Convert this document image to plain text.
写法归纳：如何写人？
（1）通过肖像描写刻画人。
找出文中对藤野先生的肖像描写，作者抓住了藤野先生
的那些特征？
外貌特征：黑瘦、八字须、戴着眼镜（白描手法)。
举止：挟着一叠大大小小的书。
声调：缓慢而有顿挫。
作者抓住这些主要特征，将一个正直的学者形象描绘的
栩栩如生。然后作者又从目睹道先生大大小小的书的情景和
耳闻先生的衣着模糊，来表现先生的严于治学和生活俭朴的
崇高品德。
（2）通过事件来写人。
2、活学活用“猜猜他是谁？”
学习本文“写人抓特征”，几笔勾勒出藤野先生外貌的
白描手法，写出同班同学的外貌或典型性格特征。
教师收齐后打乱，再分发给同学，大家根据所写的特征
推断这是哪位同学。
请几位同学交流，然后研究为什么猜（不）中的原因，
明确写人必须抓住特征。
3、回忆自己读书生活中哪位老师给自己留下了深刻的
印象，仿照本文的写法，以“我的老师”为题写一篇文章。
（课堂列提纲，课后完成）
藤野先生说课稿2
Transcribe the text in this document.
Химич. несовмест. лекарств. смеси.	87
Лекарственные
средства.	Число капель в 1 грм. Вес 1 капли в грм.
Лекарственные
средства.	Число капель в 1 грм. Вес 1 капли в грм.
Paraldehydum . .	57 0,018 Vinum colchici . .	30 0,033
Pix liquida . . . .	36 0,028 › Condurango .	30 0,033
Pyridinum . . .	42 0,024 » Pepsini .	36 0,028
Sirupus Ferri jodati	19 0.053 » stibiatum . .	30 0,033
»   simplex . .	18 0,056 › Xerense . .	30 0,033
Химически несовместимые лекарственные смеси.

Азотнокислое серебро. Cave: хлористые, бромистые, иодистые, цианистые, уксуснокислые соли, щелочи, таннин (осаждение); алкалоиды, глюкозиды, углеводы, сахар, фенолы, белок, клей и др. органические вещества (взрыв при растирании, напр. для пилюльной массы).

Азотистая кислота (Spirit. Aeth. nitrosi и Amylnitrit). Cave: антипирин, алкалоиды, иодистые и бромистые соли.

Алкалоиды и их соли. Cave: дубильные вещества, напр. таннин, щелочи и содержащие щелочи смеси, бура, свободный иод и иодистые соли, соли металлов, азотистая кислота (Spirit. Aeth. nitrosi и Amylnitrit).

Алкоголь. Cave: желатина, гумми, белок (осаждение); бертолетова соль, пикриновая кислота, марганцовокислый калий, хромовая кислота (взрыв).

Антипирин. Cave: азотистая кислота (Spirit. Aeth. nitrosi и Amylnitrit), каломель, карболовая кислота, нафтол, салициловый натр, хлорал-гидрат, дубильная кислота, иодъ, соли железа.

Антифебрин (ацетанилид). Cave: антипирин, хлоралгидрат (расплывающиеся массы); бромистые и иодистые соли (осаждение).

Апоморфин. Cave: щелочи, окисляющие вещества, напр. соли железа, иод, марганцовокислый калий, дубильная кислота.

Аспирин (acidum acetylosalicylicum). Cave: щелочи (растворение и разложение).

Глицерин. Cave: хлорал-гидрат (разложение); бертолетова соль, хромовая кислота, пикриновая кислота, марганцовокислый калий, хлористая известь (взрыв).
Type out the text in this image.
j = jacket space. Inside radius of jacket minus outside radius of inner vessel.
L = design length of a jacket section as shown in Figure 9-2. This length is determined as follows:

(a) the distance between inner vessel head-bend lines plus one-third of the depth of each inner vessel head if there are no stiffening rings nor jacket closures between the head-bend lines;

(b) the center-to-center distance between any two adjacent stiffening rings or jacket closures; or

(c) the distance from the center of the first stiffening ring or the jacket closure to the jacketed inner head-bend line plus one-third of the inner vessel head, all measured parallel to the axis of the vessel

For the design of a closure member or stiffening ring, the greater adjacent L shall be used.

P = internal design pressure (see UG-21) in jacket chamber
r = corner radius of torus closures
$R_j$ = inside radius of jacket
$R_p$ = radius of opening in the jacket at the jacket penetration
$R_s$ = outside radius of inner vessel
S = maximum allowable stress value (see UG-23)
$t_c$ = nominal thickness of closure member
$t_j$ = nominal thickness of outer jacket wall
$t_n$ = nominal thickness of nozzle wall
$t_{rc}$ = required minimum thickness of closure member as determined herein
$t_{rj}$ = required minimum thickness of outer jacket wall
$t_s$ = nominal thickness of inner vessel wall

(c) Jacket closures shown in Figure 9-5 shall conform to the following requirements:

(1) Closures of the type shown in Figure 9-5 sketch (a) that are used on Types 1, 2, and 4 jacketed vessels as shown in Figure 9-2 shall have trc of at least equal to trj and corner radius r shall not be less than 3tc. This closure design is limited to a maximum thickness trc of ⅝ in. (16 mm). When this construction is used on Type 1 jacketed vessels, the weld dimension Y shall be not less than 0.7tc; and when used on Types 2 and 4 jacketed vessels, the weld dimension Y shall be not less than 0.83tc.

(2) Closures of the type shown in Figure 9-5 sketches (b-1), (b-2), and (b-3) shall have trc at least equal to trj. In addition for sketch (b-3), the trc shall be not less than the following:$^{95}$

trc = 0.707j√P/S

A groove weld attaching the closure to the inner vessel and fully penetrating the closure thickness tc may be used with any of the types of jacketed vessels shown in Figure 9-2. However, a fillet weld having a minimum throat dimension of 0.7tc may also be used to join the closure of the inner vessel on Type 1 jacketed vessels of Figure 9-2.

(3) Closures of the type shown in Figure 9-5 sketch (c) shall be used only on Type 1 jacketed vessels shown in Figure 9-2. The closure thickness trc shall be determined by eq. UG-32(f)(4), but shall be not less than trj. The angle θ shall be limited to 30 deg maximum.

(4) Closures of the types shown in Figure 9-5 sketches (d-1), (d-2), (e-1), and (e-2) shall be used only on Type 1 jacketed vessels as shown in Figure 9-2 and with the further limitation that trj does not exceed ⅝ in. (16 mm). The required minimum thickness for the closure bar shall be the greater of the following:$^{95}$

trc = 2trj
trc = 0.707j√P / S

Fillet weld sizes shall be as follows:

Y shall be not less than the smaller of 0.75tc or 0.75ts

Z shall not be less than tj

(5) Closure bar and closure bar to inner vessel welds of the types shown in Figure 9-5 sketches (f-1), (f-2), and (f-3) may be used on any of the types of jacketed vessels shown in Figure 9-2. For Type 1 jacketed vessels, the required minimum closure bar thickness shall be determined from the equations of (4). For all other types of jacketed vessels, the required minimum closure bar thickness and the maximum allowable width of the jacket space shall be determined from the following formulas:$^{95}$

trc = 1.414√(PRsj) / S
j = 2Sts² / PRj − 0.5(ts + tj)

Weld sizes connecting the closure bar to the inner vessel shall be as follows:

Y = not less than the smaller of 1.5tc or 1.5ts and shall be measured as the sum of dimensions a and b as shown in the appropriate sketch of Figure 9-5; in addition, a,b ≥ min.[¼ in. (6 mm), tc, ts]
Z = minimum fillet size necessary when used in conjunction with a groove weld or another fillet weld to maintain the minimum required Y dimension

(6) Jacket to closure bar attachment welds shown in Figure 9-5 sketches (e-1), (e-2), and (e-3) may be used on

TASK GOAL:
Repeat the material in full, exactly as it stands.

REPLY TO THE TASK:
Convert this document image to plain text.
写法归纳：如何写人？
（1）通过肖像描写刻画人。
找出文中对藤野先生的肖像描写，作者抓住了藤野先生
的那些特征？
外貌特征：黑瘦、八字须、戴着眼镜（白描手法)。
举止：挟着一叠大大小小的书。
声调：缓慢而有顿挫。
作者抓住这些主要特征，将一个正直的学者形象描绘的
栩栩如生。然后作者又从目睹道先生大大小小的书的情景和
耳闻先生的衣着模糊，来表现先生的严于治学和生活俭朴的
崇高品德。
（2）通过事件来写人。
2、活学活用“猜猜他是谁？”
学习本文“写人抓特征”，几笔勾勒出藤野先生外貌的
白描手法，写出同班同学的外貌或典型性格特征。
教师收齐后打乱，再分发给同学，大家根据所写的特征
推断这是哪位同学。
请几位同学交流，然后研究为什么猜（不）中的原因，
明确写人必须抓住特征。
3、回忆自己读书生活中哪位老师给自己留下了深刻的
印象，仿照本文的写法，以“我的老师”为题写一篇文章。
（课堂列提纲，课后完成）
藤野先生说课稿2
Transcribe the text in this document.
Химич. несовмест. лекарств. смеси.	87
Лекарственные
средства.	Число капель в 1 грм. Вес 1 капли в грм.
Лекарственные
средства.	Число капель в 1 грм. Вес 1 капли в грм.
Paraldehydum . .	57 0,018 Vinum colchici . .	30 0,033
Pix liquida . . . .	36 0,028 › Condurango .	30 0,033
Pyridinum . . .	42 0,024 » Pepsini .	36 0,028
Sirupus Ferri jodati	19 0.053 » stibiatum . .	30 0,033
»   simplex . .	18 0,056 › Xerense . .	30 0,033
Химически несовместимые лекарственные смеси.

Азотнокислое серебро. Cave: хлористые, бромистые, иодистые, цианистые, уксуснокислые соли, щелочи, таннин (осаждение); алкалоиды, глюкозиды, углеводы, сахар, фенолы, белок, клей и др. органические вещества (взрыв при растирании, напр. для пилюльной массы).

Азотистая кислота (Spirit. Aeth. nitrosi и Amylnitrit). Cave: антипирин, алкалоиды, иодистые и бромистые соли.

Алкалоиды и их соли. Cave: дубильные вещества, напр. таннин, щелочи и содержащие щелочи смеси, бура, свободный иод и иодистые соли, соли металлов, азотистая кислота (Spirit. Aeth. nitrosi и Amylnitrit).

Алкоголь. Cave: желатина, гумми, белок (осаждение); бертолетова соль, пикриновая кислота, марганцовокислый калий, хромовая кислота (взрыв).

Антипирин. Cave: азотистая кислота (Spirit. Aeth. nitrosi и Amylnitrit), каломель, карболовая кислота, нафтол, салициловый натр, хлорал-гидрат, дубильная кислота, иодъ, соли железа.

Антифебрин (ацетанилид). Cave: антипирин, хлоралгидрат (расплывающиеся массы); бромистые и иодистые соли (осаждение).

Апоморфин. Cave: щелочи, окисляющие вещества, напр. соли железа, иод, марганцовокислый калий, дубильная кислота.

Аспирин (acidum acetylosalicylicum). Cave: щелочи (растворение и разложение).

Глицерин. Cave: хлорал-гидрат (разложение); бертолетова соль, хромовая кислота, пикриновая кислота, марганцовокислый калий, хлористая известь (взрыв).
Type out the text in this image.
j = jacket space. Inside radius of jacket minus outside radius of inner vessel.
L = design length of a jacket section as shown in Figure 9-2. This length is determined as follows:

(a) the distance between inner vessel head-bend lines plus one-third of the depth of each inner vessel head if there are no stiffening rings nor jacket closures between the head-bend lines;

(b) the center-to-center distance between any two adjacent stiffening rings or jacket closures; or

(c) the distance from the center of the first stiffening ring or the jacket closure to the jacketed inner head-bend line plus one-third of the inner vessel head, all measured parallel to the axis of the vessel

For the design of a closure member or stiffening ring, the greater adjacent L shall be used.

P = internal design pressure (see UG-21) in jacket chamber
r = corner radius of torus closures
$R_j$ = inside radius of jacket
$R_p$ = radius of opening in the jacket at the jacket penetration
$R_s$ = outside radius of inner vessel
S = maximum allowable stress value (see UG-23)
$t_c$ = nominal thickness of closure member
$t_j$ = nominal thickness of outer jacket wall
$t_n$ = nominal thickness of nozzle wall
$t_{rc}$ = required minimum thickness of closure member as determined herein
$t_{rj}$ = required minimum thickness of outer jacket wall
$t_s$ = nominal thickness of inner vessel wall

(c) Jacket closures shown in Figure 9-5 shall conform to the following requirements:

(1) Closures of the type shown in Figure 9-5 sketch (a) that are used on Types 1, 2, and 4 jacketed vessels as shown in Figure 9-2 shall have trc of at least equal to trj and corner radius r shall not be less than 3tc. This closure design is limited to a maximum thickness trc of ⅝ in. (16 mm). When this construction is used on Type 1 jacketed vessels, the weld dimension Y shall be not less than 0.7tc; and when used on Types 2 and 4 jacketed vessels, the weld dimension Y shall be not less than 0.83tc.

(2) Closures of the type shown in Figure 9-5 sketches (b-1), (b-2), and (b-3) shall have trc at least equal to trj. In addition for sketch (b-3), the trc shall be not less than the following:$^{95}$

trc = 0.707j√P/S

A groove weld attaching the closure to the inner vessel and fully penetrating the closure thickness tc may be used with any of the types of jacketed vessels shown in Figure 9-2. However, a fillet weld having a minimum throat dimension of 0.7tc may also be used to join the closure of the inner vessel on Type 1 jacketed vessels of Figure 9-2.

(3) Closures of the type shown in Figure 9-5 sketch (c) shall be used only on Type 1 jacketed vessels shown in Figure 9-2. The closure thickness trc shall be determined by eq. UG-32(f)(4), but shall be not less than trj. The angle θ shall be limited to 30 deg maximum.

(4) Closures of the types shown in Figure 9-5 sketches (d-1), (d-2), (e-1), and (e-2) shall be used only on Type 1 jacketed vessels as shown in Figure 9-2 and with the further limitation that trj does not exceed ⅝ in. (16 mm). The required minimum thickness for the closure bar shall be the greater of the following:$^{95}$

trc = 2trj
trc = 0.707j√P / S

Fillet weld sizes shall be as follows:

Y shall be not less than the smaller of 0.75tc or 0.75ts

Z shall not be less than tj

(5) Closure bar and closure bar to inner vessel welds of the types shown in Figure 9-5 sketches (f-1), (f-2), and (f-3) may be used on any of the types of jacketed vessels shown in Figure 9-2. For Type 1 jacketed vessels, the required minimum closure bar thickness shall be determined from the equations of (4). For all other types of jacketed vessels, the required minimum closure bar thickness and the maximum allowable width of the jacket space shall be determined from the following formulas:$^{95}$

trc = 1.414√(PRsj) / S
j = 2Sts² / PRj − 0.5(ts + tj)

Weld sizes connecting the closure bar to the inner vessel shall be as follows:

Y = not less than the smaller of 1.5tc or 1.5ts and shall be measured as the sum of dimensions a and b as shown in the appropriate sketch of Figure 9-5; in addition, a,b ≥ min.[¼ in. (6 mm), tc, ts]
Z = minimum fillet size necessary when used in conjunction with a groove weld or another fillet weld to maintain the minimum required Y dimension

(6) Jacket to closure bar attachment welds shown in Figure 9-5 sketches (e-1), (e-2), and (e-3) may be used on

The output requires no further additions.